Description of the task = Transcribe the material in full. Nothing should differ except that the pictures are left out.

Entries shown =
____

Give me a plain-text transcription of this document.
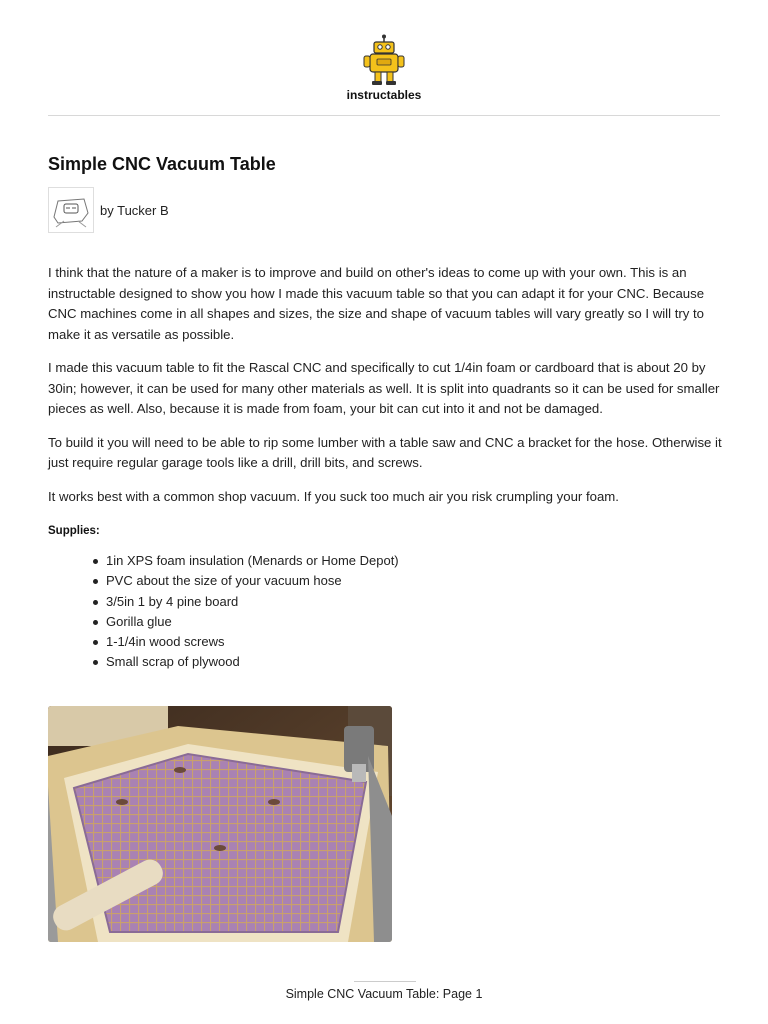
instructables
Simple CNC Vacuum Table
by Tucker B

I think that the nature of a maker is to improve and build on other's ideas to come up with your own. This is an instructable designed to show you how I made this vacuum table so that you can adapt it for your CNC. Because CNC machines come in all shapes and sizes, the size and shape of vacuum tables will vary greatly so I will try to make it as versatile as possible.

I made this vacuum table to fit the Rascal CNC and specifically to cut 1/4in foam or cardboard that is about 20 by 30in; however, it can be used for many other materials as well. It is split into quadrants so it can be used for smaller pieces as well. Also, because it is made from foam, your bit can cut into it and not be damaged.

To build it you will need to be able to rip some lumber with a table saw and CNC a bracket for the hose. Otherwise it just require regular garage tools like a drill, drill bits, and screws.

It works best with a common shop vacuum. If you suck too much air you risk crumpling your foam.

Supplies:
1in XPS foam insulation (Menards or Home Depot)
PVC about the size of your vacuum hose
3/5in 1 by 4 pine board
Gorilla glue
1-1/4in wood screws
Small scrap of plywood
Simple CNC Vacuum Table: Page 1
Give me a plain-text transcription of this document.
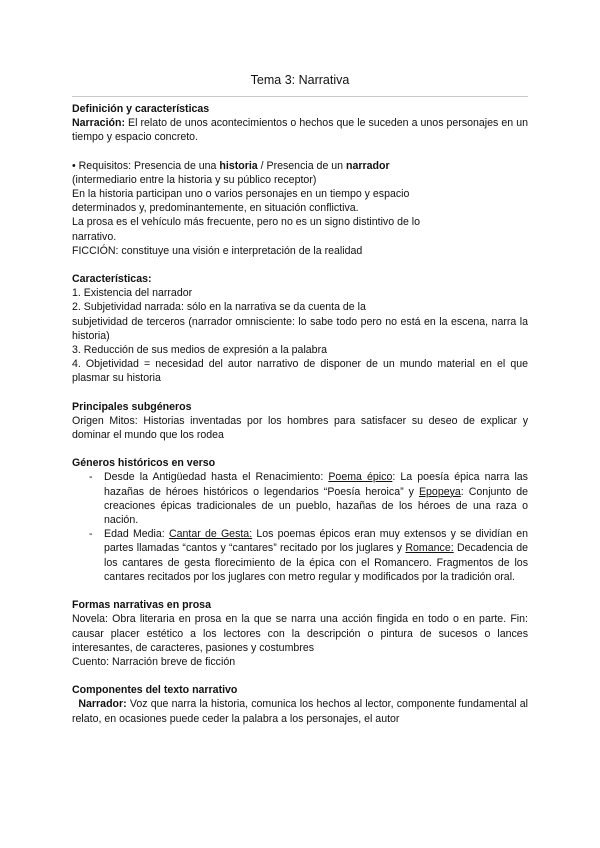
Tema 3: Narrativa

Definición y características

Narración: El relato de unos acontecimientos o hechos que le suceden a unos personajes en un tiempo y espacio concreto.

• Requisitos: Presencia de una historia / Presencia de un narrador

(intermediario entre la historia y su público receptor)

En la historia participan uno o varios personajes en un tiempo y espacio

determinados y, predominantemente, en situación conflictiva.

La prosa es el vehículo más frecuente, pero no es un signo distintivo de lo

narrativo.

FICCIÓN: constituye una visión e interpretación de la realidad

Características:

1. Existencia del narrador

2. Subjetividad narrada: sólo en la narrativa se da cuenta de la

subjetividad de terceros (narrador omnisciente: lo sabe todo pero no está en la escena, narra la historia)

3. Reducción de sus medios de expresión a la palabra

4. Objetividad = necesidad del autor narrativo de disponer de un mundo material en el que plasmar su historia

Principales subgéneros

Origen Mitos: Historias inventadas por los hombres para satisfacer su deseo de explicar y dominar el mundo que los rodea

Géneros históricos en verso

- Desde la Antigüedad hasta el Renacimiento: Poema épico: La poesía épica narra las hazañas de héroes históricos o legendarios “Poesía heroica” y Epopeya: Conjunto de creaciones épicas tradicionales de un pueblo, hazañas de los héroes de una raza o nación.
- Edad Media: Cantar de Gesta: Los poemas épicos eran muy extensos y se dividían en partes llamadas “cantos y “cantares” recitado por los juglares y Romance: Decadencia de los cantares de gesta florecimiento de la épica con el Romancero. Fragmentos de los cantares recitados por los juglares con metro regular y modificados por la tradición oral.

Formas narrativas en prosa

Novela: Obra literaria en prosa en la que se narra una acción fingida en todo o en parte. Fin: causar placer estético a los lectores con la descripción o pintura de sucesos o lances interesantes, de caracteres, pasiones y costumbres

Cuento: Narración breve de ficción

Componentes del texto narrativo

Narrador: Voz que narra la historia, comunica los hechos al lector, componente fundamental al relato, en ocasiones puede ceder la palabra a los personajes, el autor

____

Expected output =
Give me a plain-text transcription of this document.
instructables
Simple CNC Vacuum Table
by Tucker B

I think that the nature of a maker is to improve and build on other's ideas to come up with your own. This is an instructable designed to show you how I made this vacuum table so that you can adapt it for your CNC. Because CNC machines come in all shapes and sizes, the size and shape of vacuum tables will vary greatly so I will try to make it as versatile as possible.

I made this vacuum table to fit the Rascal CNC and specifically to cut 1/4in foam or cardboard that is about 20 by 30in; however, it can be used for many other materials as well. It is split into quadrants so it can be used for smaller pieces as well. Also, because it is made from foam, your bit can cut into it and not be damaged.

To build it you will need to be able to rip some lumber with a table saw and CNC a bracket for the hose. Otherwise it just require regular garage tools like a drill, drill bits, and screws.

It works best with a common shop vacuum. If you suck too much air you risk crumpling your foam.

Supplies:
1in XPS foam insulation (Menards or Home Depot)
PVC about the size of your vacuum hose
3/5in 1 by 4 pine board
Gorilla glue
1-1/4in wood screws
Small scrap of plywood
Simple CNC Vacuum Table: Page 1
Give me a plain-text transcription of this document.
Tema 3: Narrativa

Definición y características

Narración: El relato de unos acontecimientos o hechos que le suceden a unos personajes en un tiempo y espacio concreto.

• Requisitos: Presencia de una historia / Presencia de un narrador

(intermediario entre la historia y su público receptor)

En la historia participan uno o varios personajes en un tiempo y espacio

determinados y, predominantemente, en situación conflictiva.

La prosa es el vehículo más frecuente, pero no es un signo distintivo de lo

narrativo.

FICCIÓN: constituye una visión e interpretación de la realidad

Características:

1. Existencia del narrador

2. Subjetividad narrada: sólo en la narrativa se da cuenta de la

subjetividad de terceros (narrador omnisciente: lo sabe todo pero no está en la escena, narra la historia)

3. Reducción de sus medios de expresión a la palabra

4. Objetividad = necesidad del autor narrativo de disponer de un mundo material en el que plasmar su historia

Principales subgéneros

Origen Mitos: Historias inventadas por los hombres para satisfacer su deseo de explicar y dominar el mundo que los rodea

Géneros históricos en verso

- Desde la Antigüedad hasta el Renacimiento: Poema épico: La poesía épica narra las hazañas de héroes históricos o legendarios “Poesía heroica” y Epopeya: Conjunto de creaciones épicas tradicionales de un pueblo, hazañas de los héroes de una raza o nación.
- Edad Media: Cantar de Gesta: Los poemas épicos eran muy extensos y se dividían en partes llamadas “cantos y “cantares” recitado por los juglares y Romance: Decadencia de los cantares de gesta florecimiento de la épica con el Romancero. Fragmentos de los cantares recitados por los juglares con metro regular y modificados por la tradición oral.

Formas narrativas en prosa

Novela: Obra literaria en prosa en la que se narra una acción fingida en todo o en parte. Fin: causar placer estético a los lectores con la descripción o pintura de sucesos o lances interesantes, de caracteres, pasiones y costumbres

Cuento: Narración breve de ficción

Componentes del texto narrativo

Narrador: Voz que narra la historia, comunica los hechos al lector, componente fundamental al relato, en ocasiones puede ceder la palabra a los personajes, el autor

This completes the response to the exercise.